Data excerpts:
"""

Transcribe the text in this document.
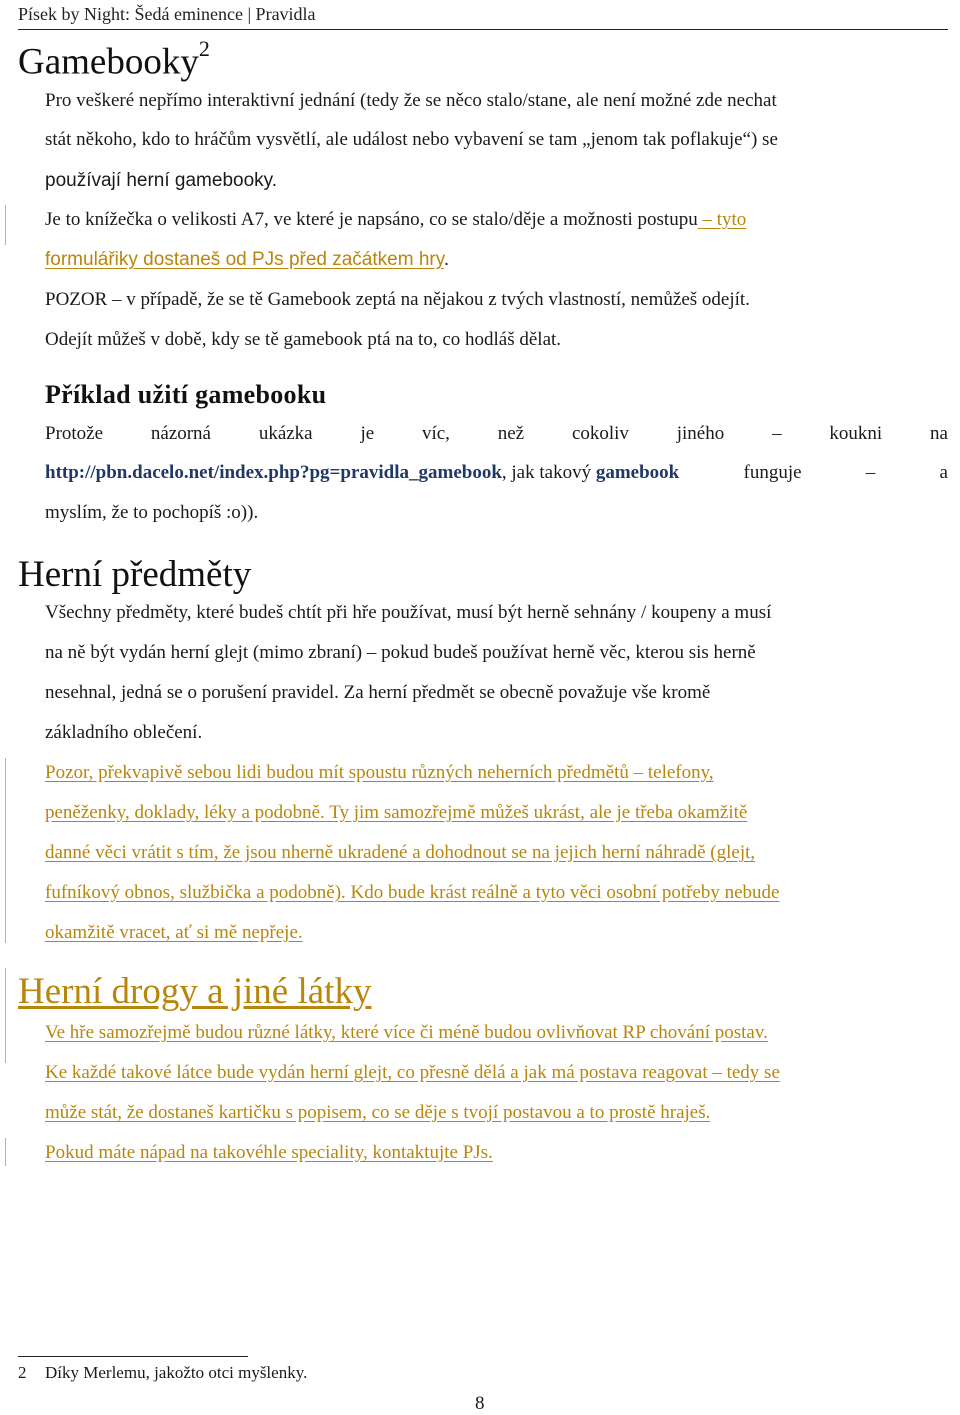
Písek by Night: Šedá eminence | Pravidla
Gamebooky$^2$
Pro veškeré nepřímo interaktivní jednání (tedy že se něco stalo/stane, ale není možné zde nechat
stát někoho, kdo to hráčům vysvětlí, ale událost nebo vybavení se tam „jenom tak poflakuje“) se
používají herní gamebooky.
Je to knížečka o velikosti A7, ve které je napsáno, co se stalo/děje a možnosti postupu – tyto
formulářiky dostaneš od PJs před začátkem hry.
POZOR – v případě, že se tě Gamebook zeptá na nějakou z tvých vlastností, nemůžeš odejít.
Odejít můžeš v době, kdy se tě gamebook ptá na to, co hodláš dělat.
Příklad užití gamebooku
Protože	názorná	ukázka	je	víc,	než	cokoliv	jiného	–	koukni	na
http://pbn.dacelo.net/index.php?pg=pravidla_gamebook, jak takový gamebook	funguje	–	a
myslím, že to pochopíš :o)).
Herní předměty
Všechny předměty, které budeš chtít při hře používat, musí být herně sehnány / koupeny a musí
na ně být vydán herní glejt (mimo zbraní) – pokud budeš používat herně věc, kterou sis herně
nesehnal, jedná se o porušení pravidel. Za herní předmět se obecně považuje vše kromě
základního oblečení.
Pozor, překvapivě sebou lidi budou mít spoustu různých neherních předmětů – telefony,
peněženky, doklady, léky a podobně. Ty jim samozřejmě můžeš ukrást, ale je třeba okamžitě
danné věci vrátit s tím, že jsou nherně ukradené a dohodnout se na jejich herní náhradě (glejt,
fufníkový obnos, službička a podobně). Kdo bude krást reálně a tyto věci osobní potřeby nebude
okamžitě vracet, ať si mě nepřeje.
Herní drogy a jiné látky
Ve hře samozřejmě budou různé látky, které více či méně budou ovlivňovat RP chování postav.
Ke každé takové látce bude vydán herní glejt, co přesně dělá a jak má postava reagovat – tedy se
může stát, že dostaneš kartičku s popisem, co se děje s tvojí postavou a to prostě hraješ.
Pokud máte nápad na takovéhle speciality, kontaktujte PJs.
2 Díky Merlemu, jakožto otci myšlenky.
8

"""

Retype all the records shown above, character for character. Omit every picture.

Full response:
Transcribe the text in this document.
Písek by Night: Šedá eminence | Pravidla
Gamebooky$^2$
Pro veškeré nepřímo interaktivní jednání (tedy že se něco stalo/stane, ale není možné zde nechat
stát někoho, kdo to hráčům vysvětlí, ale událost nebo vybavení se tam „jenom tak poflakuje“) se
používají herní gamebooky.
Je to knížečka o velikosti A7, ve které je napsáno, co se stalo/děje a možnosti postupu – tyto
formulářiky dostaneš od PJs před začátkem hry.
POZOR – v případě, že se tě Gamebook zeptá na nějakou z tvých vlastností, nemůžeš odejít.
Odejít můžeš v době, kdy se tě gamebook ptá na to, co hodláš dělat.
Příklad užití gamebooku
Protože	názorná	ukázka	je	víc,	než	cokoliv	jiného	–	koukni	na
http://pbn.dacelo.net/index.php?pg=pravidla_gamebook, jak takový gamebook	funguje	–	a
myslím, že to pochopíš :o)).
Herní předměty
Všechny předměty, které budeš chtít při hře používat, musí být herně sehnány / koupeny a musí
na ně být vydán herní glejt (mimo zbraní) – pokud budeš používat herně věc, kterou sis herně
nesehnal, jedná se o porušení pravidel. Za herní předmět se obecně považuje vše kromě
základního oblečení.
Pozor, překvapivě sebou lidi budou mít spoustu různých neherních předmětů – telefony,
peněženky, doklady, léky a podobně. Ty jim samozřejmě můžeš ukrást, ale je třeba okamžitě
danné věci vrátit s tím, že jsou nherně ukradené a dohodnout se na jejich herní náhradě (glejt,
fufníkový obnos, službička a podobně). Kdo bude krást reálně a tyto věci osobní potřeby nebude
okamžitě vracet, ať si mě nepřeje.
Herní drogy a jiné látky
Ve hře samozřejmě budou různé látky, které více či méně budou ovlivňovat RP chování postav.
Ke každé takové látce bude vydán herní glejt, co přesně dělá a jak má postava reagovat – tedy se
může stát, že dostaneš kartičku s popisem, co se děje s tvojí postavou a to prostě hraješ.
Pokud máte nápad na takovéhle speciality, kontaktujte PJs.
2 Díky Merlemu, jakožto otci myšlenky.
8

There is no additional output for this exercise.